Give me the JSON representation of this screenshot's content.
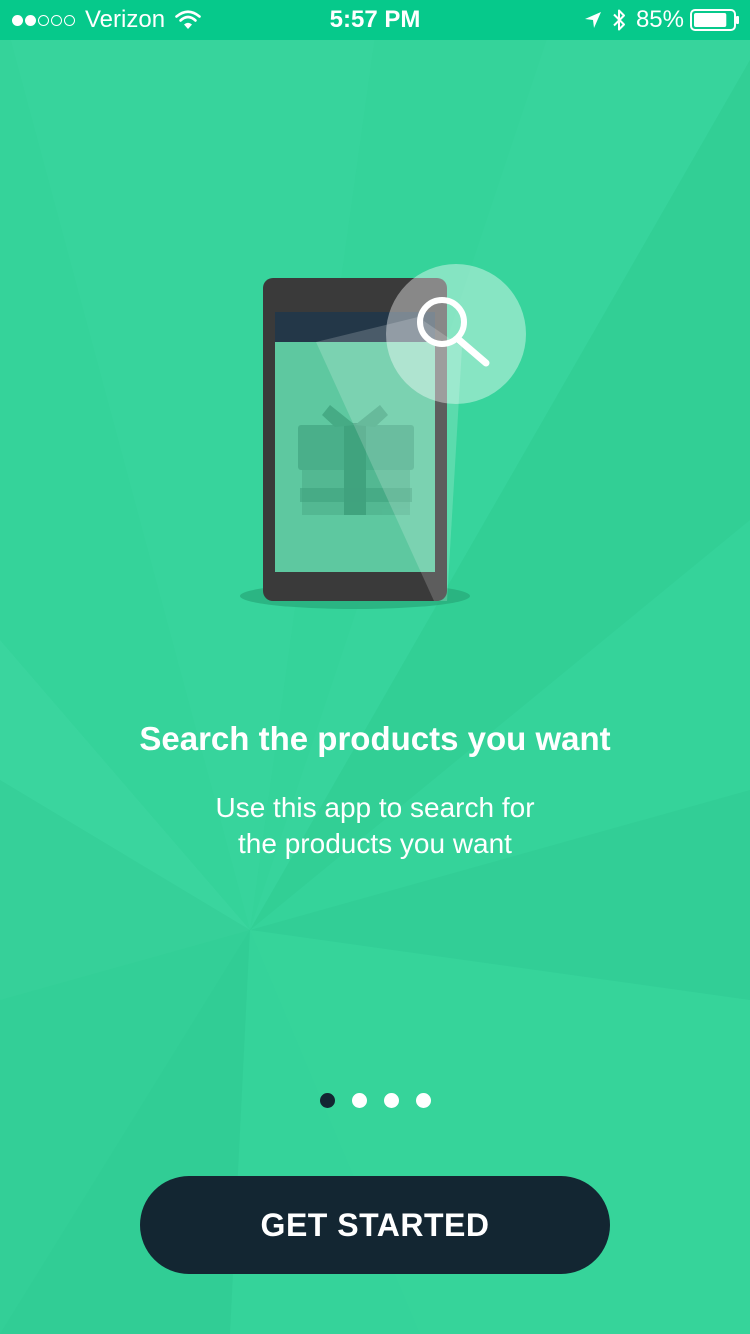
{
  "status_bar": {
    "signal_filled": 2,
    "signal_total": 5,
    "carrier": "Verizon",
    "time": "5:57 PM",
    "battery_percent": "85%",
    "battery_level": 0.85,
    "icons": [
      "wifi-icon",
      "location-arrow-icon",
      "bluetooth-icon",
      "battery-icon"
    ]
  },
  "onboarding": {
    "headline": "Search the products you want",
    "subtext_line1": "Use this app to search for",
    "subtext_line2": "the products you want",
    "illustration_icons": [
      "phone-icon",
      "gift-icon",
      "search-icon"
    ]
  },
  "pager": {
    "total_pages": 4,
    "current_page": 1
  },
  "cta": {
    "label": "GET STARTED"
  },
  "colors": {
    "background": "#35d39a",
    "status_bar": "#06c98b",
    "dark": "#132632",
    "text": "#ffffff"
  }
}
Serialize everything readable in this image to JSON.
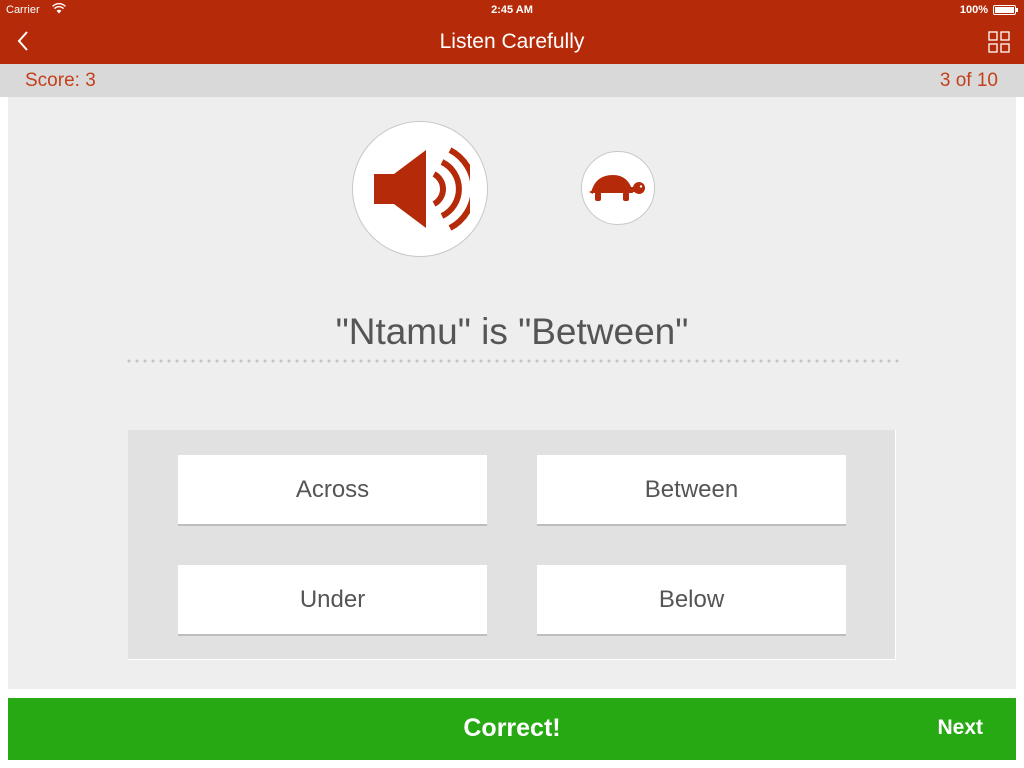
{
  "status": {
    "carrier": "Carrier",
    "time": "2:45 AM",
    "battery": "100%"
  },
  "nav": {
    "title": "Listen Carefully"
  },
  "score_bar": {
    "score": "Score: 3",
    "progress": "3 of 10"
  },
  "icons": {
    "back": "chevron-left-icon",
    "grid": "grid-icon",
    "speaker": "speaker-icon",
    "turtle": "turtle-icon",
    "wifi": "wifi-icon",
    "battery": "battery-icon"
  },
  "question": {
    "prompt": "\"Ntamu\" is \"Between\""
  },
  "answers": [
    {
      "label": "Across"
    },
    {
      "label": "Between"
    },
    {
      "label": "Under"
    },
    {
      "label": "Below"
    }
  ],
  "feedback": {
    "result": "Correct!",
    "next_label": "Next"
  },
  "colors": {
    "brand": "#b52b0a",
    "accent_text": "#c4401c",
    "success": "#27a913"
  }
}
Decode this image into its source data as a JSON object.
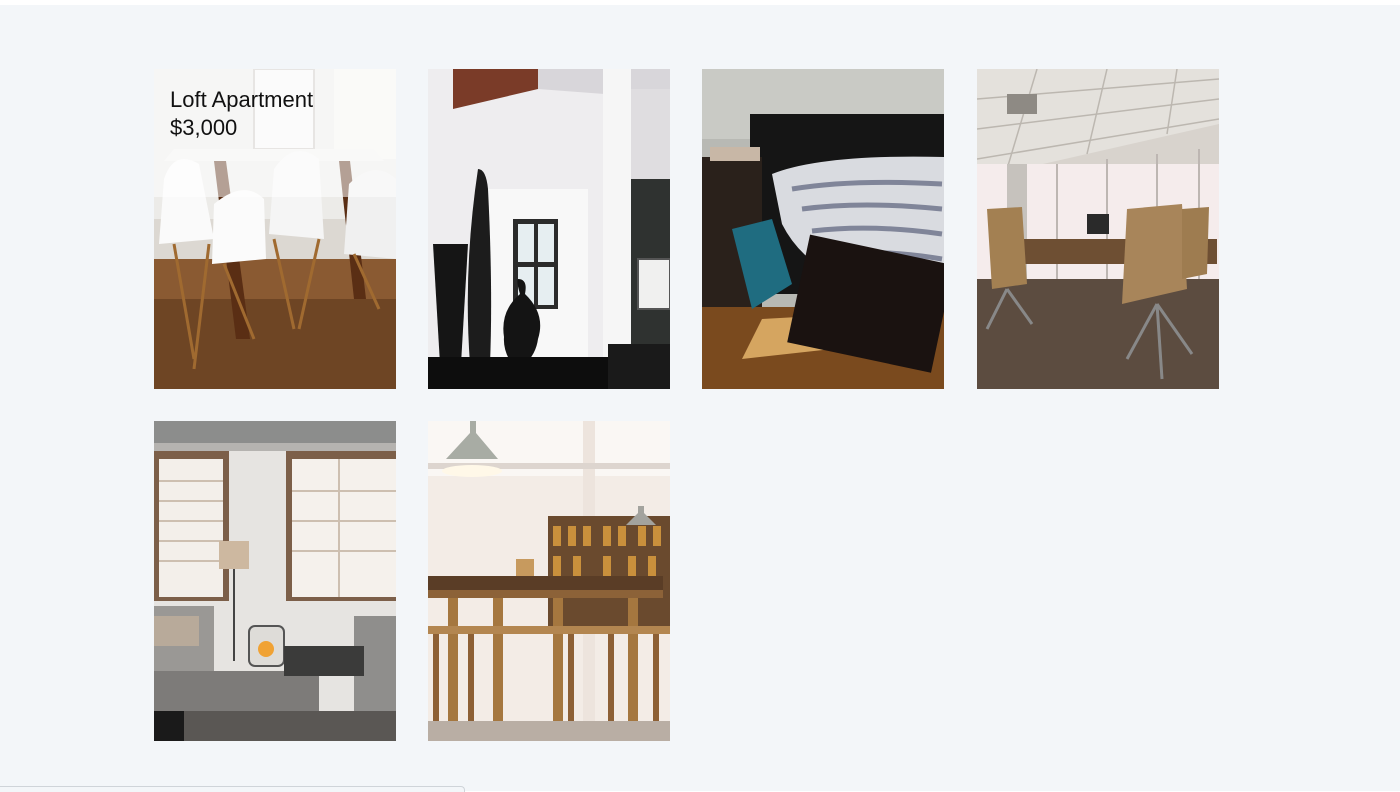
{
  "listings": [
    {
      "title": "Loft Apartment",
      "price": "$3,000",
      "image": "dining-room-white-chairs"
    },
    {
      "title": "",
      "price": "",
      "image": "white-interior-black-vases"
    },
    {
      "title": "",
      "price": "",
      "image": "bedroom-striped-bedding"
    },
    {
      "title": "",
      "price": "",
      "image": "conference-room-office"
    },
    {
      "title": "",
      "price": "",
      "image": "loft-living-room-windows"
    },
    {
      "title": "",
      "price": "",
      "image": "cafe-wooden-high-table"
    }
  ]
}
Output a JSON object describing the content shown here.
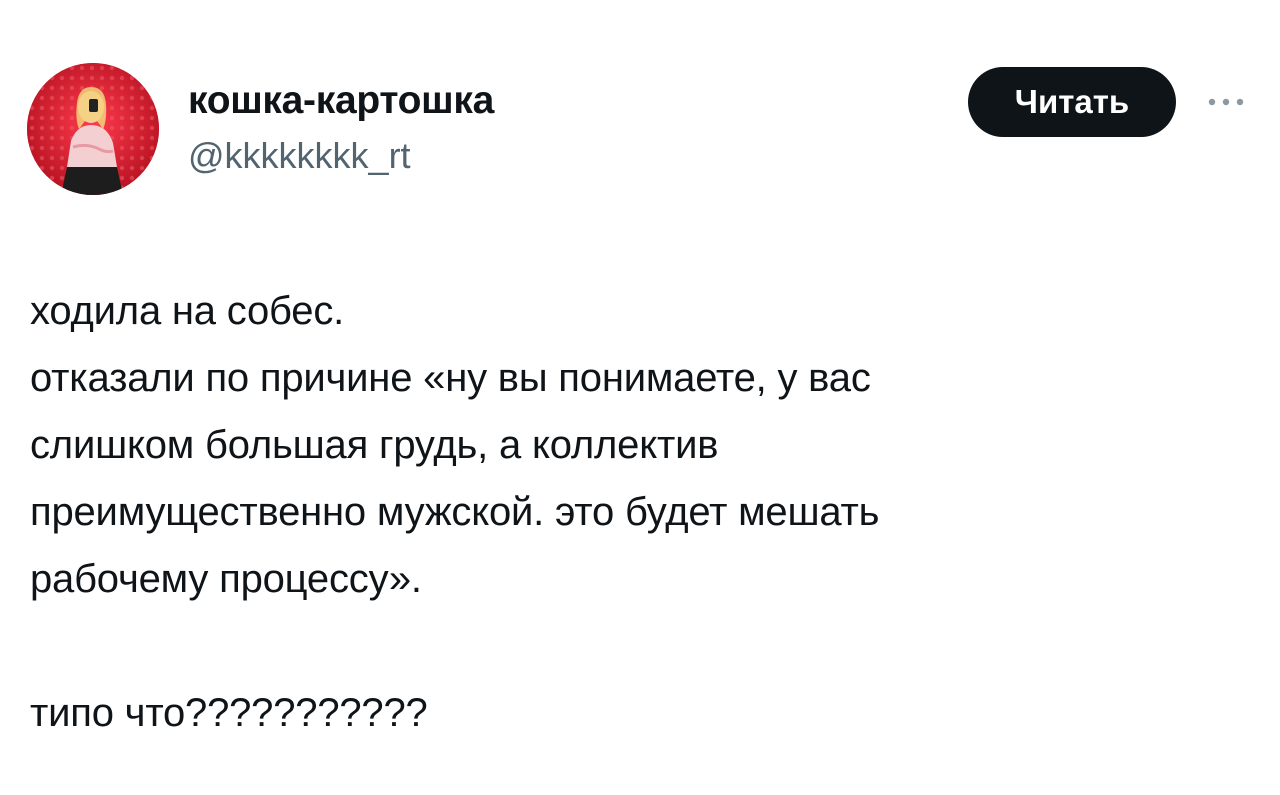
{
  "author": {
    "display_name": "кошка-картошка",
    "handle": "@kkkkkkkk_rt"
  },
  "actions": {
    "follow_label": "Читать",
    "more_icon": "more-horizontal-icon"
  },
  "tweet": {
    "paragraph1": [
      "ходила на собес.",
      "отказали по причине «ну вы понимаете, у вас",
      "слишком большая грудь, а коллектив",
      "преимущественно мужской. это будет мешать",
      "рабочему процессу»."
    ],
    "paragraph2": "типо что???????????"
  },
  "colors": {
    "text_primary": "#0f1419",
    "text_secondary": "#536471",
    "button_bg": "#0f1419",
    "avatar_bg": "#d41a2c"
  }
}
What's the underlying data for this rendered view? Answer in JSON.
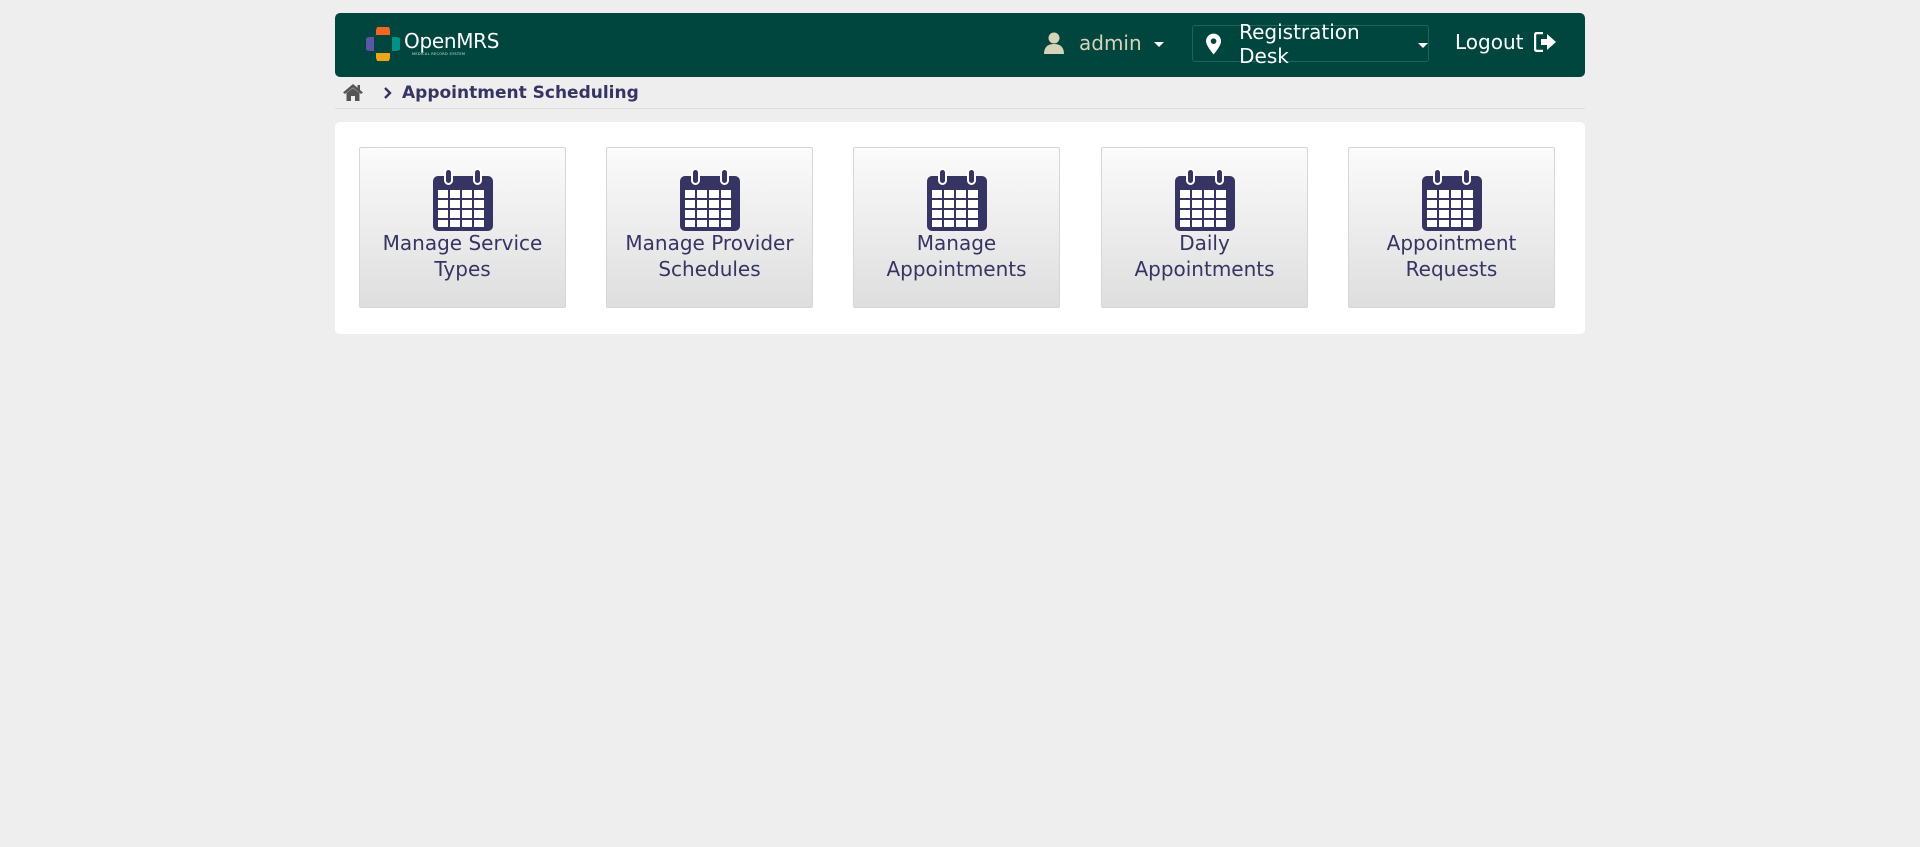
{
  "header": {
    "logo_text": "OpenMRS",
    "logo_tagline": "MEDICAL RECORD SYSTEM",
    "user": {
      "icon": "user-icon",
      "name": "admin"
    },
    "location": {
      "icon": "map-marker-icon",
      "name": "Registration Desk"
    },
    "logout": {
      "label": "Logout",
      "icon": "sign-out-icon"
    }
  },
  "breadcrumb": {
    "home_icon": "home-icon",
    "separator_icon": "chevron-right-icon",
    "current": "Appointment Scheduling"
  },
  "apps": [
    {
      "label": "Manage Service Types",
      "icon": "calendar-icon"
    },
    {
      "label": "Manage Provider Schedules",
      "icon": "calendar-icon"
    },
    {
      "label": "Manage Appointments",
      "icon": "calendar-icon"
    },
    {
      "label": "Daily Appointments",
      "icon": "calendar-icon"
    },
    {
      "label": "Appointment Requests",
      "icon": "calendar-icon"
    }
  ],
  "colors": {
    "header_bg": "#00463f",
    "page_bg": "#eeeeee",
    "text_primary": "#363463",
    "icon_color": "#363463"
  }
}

################

* **What you need to do**
Without the pictures, write out all of the material exactly.

* **Written answer**
Give me the JSON representation of this screenshot's content.
{
  "status_bar": {
    "signal_filled": 2,
    "signal_total": 5,
    "carrier": "Verizon",
    "time": "5:57 PM",
    "battery_percent": "85%",
    "battery_level": 0.85,
    "icons": [
      "wifi-icon",
      "location-arrow-icon",
      "bluetooth-icon",
      "battery-icon"
    ]
  },
  "onboarding": {
    "headline": "Search the products you want",
    "subtext_line1": "Use this app to search for",
    "subtext_line2": "the products you want",
    "illustration_icons": [
      "phone-icon",
      "gift-icon",
      "search-icon"
    ]
  },
  "pager": {
    "total_pages": 4,
    "current_page": 1
  },
  "cta": {
    "label": "GET STARTED"
  },
  "colors": {
    "background": "#35d39a",
    "status_bar": "#06c98b",
    "dark": "#132632",
    "text": "#ffffff"
  }
}
Serialize everything readable in this image to JSON.
{
  "status": {
    "carrier": "Carrier",
    "time": "2:45 AM",
    "battery": "100%"
  },
  "nav": {
    "title": "Listen Carefully"
  },
  "score_bar": {
    "score": "Score: 3",
    "progress": "3 of 10"
  },
  "icons": {
    "back": "chevron-left-icon",
    "grid": "grid-icon",
    "speaker": "speaker-icon",
    "turtle": "turtle-icon",
    "wifi": "wifi-icon",
    "battery": "battery-icon"
  },
  "question": {
    "prompt": "\"Ntamu\" is \"Between\""
  },
  "answers": [
    {
      "label": "Across"
    },
    {
      "label": "Between"
    },
    {
      "label": "Under"
    },
    {
      "label": "Below"
    }
  ],
  "feedback": {
    "result": "Correct!",
    "next_label": "Next"
  },
  "colors": {
    "brand": "#b52b0a",
    "accent_text": "#c4401c",
    "success": "#27a913"
  }
}
Decode this image into its source data as a JSON object.
{
  "listings": [
    {
      "title": "Loft Apartment",
      "price": "$3,000",
      "image": "dining-room-white-chairs"
    },
    {
      "title": "",
      "price": "",
      "image": "white-interior-black-vases"
    },
    {
      "title": "",
      "price": "",
      "image": "bedroom-striped-bedding"
    },
    {
      "title": "",
      "price": "",
      "image": "conference-room-office"
    },
    {
      "title": "",
      "price": "",
      "image": "loft-living-room-windows"
    },
    {
      "title": "",
      "price": "",
      "image": "cafe-wooden-high-table"
    }
  ]
}
Output a JSON object describing the content shown here.
{
  "author": {
    "display_name": "кошка-картошка",
    "handle": "@kkkkkkkk_rt"
  },
  "actions": {
    "follow_label": "Читать",
    "more_icon": "more-horizontal-icon"
  },
  "tweet": {
    "paragraph1": [
      "ходила на собес.",
      "отказали по причине «ну вы понимаете, у вас",
      "слишком большая грудь, а коллектив",
      "преимущественно мужской. это будет мешать",
      "рабочему процессу»."
    ],
    "paragraph2": "типо что???????????"
  },
  "colors": {
    "text_primary": "#0f1419",
    "text_secondary": "#536471",
    "button_bg": "#0f1419",
    "avatar_bg": "#d41a2c"
  }
}
What's the underlying data for this rendered view? Answer in JSON.
{
  "header": {
    "logo_text": "OpenMRS",
    "logo_tagline": "MEDICAL RECORD SYSTEM",
    "user": {
      "icon": "user-icon",
      "name": "admin"
    },
    "location": {
      "icon": "map-marker-icon",
      "name": "Registration Desk"
    },
    "logout": {
      "label": "Logout",
      "icon": "sign-out-icon"
    }
  },
  "breadcrumb": {
    "home_icon": "home-icon",
    "separator_icon": "chevron-right-icon",
    "current": "Appointment Scheduling"
  },
  "apps": [
    {
      "label": "Manage Service Types",
      "icon": "calendar-icon"
    },
    {
      "label": "Manage Provider Schedules",
      "icon": "calendar-icon"
    },
    {
      "label": "Manage Appointments",
      "icon": "calendar-icon"
    },
    {
      "label": "Daily Appointments",
      "icon": "calendar-icon"
    },
    {
      "label": "Appointment Requests",
      "icon": "calendar-icon"
    }
  ],
  "colors": {
    "header_bg": "#00463f",
    "page_bg": "#eeeeee",
    "text_primary": "#363463",
    "icon_color": "#363463"
  }
}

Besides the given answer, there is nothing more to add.